WRITTEN EXERCISE:
Restate each entry word for word, leaving nothing out.

-- START OF EXERCISE DATA --

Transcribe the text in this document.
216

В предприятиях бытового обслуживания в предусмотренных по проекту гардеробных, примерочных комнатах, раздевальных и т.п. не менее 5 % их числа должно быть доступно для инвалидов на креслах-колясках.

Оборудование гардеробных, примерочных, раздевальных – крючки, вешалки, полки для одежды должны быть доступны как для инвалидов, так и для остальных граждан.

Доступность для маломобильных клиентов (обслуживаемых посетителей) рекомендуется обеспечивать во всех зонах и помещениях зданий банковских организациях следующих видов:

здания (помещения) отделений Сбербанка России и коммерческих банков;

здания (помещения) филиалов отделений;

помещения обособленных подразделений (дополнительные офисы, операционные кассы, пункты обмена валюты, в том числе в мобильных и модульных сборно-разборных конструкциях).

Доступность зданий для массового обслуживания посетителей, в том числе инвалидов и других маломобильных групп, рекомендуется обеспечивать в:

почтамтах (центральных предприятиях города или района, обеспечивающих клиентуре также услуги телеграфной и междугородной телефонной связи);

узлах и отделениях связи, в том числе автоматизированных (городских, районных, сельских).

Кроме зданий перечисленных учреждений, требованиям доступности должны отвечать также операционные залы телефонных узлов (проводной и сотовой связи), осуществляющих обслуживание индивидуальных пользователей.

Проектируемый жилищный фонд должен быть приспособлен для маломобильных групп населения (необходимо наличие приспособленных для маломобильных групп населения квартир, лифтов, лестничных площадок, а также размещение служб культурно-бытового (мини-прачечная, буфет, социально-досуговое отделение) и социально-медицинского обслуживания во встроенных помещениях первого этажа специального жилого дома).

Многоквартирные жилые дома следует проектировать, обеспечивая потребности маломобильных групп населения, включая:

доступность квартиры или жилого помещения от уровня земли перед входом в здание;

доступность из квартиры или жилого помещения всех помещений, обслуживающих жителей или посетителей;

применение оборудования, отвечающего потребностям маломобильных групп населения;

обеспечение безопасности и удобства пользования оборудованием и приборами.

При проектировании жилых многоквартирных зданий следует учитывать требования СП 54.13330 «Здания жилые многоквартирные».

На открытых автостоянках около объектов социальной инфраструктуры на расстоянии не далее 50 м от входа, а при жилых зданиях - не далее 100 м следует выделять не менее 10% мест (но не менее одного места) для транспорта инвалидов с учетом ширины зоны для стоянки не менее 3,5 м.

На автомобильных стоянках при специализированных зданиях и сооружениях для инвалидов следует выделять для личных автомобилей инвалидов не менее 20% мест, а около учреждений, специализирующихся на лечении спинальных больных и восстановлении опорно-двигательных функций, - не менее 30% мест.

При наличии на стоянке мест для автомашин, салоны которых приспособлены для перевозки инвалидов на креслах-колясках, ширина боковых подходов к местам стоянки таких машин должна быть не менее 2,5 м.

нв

-- END OF EXERCISE DATA --

EXERCISE SOLUTION:
Transcribe the text in this document.
216

В предприятиях бытового обслуживания в предусмотренных по проекту гардеробных, примерочных комнатах, раздевальных и т.п. не менее 5 % их числа должно быть доступно для инвалидов на креслах-колясках.

Оборудование гардеробных, примерочных, раздевальных – крючки, вешалки, полки для одежды должны быть доступны как для инвалидов, так и для остальных граждан.

Доступность для маломобильных клиентов (обслуживаемых посетителей) рекомендуется обеспечивать во всех зонах и помещениях зданий банковских организациях следующих видов:

здания (помещения) отделений Сбербанка России и коммерческих банков;

здания (помещения) филиалов отделений;

помещения обособленных подразделений (дополнительные офисы, операционные кассы, пункты обмена валюты, в том числе в мобильных и модульных сборно-разборных конструкциях).

Доступность зданий для массового обслуживания посетителей, в том числе инвалидов и других маломобильных групп, рекомендуется обеспечивать в:

почтамтах (центральных предприятиях города или района, обеспечивающих клиентуре также услуги телеграфной и междугородной телефонной связи);

узлах и отделениях связи, в том числе автоматизированных (городских, районных, сельских).

Кроме зданий перечисленных учреждений, требованиям доступности должны отвечать также операционные залы телефонных узлов (проводной и сотовой связи), осуществляющих обслуживание индивидуальных пользователей.

Проектируемый жилищный фонд должен быть приспособлен для маломобильных групп населения (необходимо наличие приспособленных для маломобильных групп населения квартир, лифтов, лестничных площадок, а также размещение служб культурно-бытового (мини-прачечная, буфет, социально-досуговое отделение) и социально-медицинского обслуживания во встроенных помещениях первого этажа специального жилого дома).

Многоквартирные жилые дома следует проектировать, обеспечивая потребности маломобильных групп населения, включая:

доступность квартиры или жилого помещения от уровня земли перед входом в здание;

доступность из квартиры или жилого помещения всех помещений, обслуживающих жителей или посетителей;

применение оборудования, отвечающего потребностям маломобильных групп населения;

обеспечение безопасности и удобства пользования оборудованием и приборами.

При проектировании жилых многоквартирных зданий следует учитывать требования СП 54.13330 «Здания жилые многоквартирные».

На открытых автостоянках около объектов социальной инфраструктуры на расстоянии не далее 50 м от входа, а при жилых зданиях - не далее 100 м следует выделять не менее 10% мест (но не менее одного места) для транспорта инвалидов с учетом ширины зоны для стоянки не менее 3,5 м.

На автомобильных стоянках при специализированных зданиях и сооружениях для инвалидов следует выделять для личных автомобилей инвалидов не менее 20% мест, а около учреждений, специализирующихся на лечении спинальных больных и восстановлении опорно-двигательных функций, - не менее 30% мест.

При наличии на стоянке мест для автомашин, салоны которых приспособлены для перевозки инвалидов на креслах-колясках, ширина боковых подходов к местам стоянки таких машин должна быть не менее 2,5 м.

нв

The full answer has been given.